Could you output each line of the data that follows exactly?

____ Records to process

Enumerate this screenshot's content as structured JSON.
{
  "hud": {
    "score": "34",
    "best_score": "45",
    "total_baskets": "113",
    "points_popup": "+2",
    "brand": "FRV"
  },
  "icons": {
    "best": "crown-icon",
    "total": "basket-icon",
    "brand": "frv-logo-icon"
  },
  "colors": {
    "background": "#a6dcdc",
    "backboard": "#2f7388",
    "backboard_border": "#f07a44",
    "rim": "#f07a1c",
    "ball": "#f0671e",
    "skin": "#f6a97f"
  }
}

________

* Finished answer *
Enumerate this screenshot's content as structured JSON.
{
  "hud": {
    "score": "34",
    "best_score": "45",
    "total_baskets": "113",
    "points_popup": "+2",
    "brand": "FRV"
  },
  "icons": {
    "best": "crown-icon",
    "total": "basket-icon",
    "brand": "frv-logo-icon"
  },
  "colors": {
    "background": "#a6dcdc",
    "backboard": "#2f7388",
    "backboard_border": "#f07a44",
    "rim": "#f07a1c",
    "ball": "#f0671e",
    "skin": "#f6a97f"
  }
}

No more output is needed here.